• _SET EXERCISE_: Keep only the lines that hold the string "text", filtering out the rest of the entries below.

Start of SUPPLIED RECORDS

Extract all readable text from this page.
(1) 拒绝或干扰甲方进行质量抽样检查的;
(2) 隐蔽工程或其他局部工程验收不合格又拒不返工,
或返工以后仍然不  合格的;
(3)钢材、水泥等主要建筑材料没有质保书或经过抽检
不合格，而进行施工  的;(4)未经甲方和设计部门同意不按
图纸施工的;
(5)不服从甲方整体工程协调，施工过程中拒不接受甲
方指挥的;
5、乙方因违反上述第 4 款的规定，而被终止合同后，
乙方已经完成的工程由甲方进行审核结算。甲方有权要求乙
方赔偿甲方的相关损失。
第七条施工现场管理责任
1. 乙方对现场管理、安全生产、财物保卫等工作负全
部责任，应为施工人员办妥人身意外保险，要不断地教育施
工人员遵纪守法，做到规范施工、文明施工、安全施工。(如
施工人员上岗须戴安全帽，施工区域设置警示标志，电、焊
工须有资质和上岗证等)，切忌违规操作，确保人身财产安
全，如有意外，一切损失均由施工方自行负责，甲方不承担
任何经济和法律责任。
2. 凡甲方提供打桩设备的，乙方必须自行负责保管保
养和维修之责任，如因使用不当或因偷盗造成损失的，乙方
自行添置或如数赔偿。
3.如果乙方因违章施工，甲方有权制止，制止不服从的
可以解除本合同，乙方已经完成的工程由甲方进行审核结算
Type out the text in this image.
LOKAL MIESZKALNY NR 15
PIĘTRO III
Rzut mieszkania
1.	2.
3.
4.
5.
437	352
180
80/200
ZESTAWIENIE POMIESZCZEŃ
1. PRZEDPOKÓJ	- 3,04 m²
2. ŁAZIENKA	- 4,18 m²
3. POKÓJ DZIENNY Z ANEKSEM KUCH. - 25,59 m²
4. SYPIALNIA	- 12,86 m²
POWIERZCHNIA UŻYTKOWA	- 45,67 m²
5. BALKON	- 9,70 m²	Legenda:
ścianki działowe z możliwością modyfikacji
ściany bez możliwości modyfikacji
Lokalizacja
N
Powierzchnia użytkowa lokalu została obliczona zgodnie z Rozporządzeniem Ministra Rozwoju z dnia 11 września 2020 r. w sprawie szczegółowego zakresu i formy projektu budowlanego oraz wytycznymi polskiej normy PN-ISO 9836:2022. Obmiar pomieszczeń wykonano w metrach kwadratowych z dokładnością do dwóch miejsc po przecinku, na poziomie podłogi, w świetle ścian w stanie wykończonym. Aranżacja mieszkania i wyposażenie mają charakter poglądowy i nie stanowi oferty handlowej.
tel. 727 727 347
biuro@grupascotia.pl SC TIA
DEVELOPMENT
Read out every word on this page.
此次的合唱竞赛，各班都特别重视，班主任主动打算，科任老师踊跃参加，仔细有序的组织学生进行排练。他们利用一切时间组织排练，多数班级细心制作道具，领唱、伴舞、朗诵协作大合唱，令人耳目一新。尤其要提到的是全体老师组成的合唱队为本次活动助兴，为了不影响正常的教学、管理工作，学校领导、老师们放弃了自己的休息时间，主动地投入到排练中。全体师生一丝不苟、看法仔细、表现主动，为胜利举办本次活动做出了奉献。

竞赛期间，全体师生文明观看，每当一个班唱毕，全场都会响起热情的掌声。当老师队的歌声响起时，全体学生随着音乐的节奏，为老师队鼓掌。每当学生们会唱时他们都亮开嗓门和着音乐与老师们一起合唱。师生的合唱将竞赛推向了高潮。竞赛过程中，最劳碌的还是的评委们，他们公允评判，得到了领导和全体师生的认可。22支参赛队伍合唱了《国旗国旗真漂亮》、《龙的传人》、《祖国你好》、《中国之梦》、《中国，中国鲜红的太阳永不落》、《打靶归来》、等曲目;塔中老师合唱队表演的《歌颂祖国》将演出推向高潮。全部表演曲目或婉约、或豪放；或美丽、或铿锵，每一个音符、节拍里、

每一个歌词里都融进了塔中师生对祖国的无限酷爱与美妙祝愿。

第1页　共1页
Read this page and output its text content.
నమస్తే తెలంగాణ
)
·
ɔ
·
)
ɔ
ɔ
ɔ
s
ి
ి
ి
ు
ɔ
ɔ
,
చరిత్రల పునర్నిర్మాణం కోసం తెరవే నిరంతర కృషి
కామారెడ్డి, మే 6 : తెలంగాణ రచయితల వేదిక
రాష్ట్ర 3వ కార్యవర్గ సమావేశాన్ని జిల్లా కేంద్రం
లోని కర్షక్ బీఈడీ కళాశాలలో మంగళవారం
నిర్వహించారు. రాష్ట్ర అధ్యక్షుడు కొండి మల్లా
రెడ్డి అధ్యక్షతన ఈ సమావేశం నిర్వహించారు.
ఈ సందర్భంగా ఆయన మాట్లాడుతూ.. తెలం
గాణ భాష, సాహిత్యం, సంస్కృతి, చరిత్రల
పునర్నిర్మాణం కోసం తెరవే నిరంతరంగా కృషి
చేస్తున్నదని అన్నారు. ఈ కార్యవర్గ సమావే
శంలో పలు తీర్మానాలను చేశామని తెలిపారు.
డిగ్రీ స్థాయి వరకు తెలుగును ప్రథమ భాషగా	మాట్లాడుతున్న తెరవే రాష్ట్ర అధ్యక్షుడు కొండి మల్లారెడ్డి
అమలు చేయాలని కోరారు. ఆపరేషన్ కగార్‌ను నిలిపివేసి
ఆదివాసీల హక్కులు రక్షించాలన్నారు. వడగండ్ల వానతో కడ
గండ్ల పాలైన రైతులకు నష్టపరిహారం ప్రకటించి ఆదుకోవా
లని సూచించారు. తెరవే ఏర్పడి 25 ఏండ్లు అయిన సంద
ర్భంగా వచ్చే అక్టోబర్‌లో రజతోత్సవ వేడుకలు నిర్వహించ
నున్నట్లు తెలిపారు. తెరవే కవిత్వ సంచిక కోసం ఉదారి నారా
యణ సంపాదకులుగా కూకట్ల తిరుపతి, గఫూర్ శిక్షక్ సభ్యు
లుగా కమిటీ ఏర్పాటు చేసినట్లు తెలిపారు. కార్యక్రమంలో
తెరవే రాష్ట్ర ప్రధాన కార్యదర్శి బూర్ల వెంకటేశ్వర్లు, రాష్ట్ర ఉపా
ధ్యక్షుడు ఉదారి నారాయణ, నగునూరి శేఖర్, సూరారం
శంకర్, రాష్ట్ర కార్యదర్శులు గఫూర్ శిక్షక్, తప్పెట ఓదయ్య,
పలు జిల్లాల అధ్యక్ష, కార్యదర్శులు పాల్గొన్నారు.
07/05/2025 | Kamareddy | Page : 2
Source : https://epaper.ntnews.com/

End of SUPPLIED RECORDS

• _TASK OUTPUT_:
Extract all readable text from this page.
Type out the text in this image.
Read this page and output its text content.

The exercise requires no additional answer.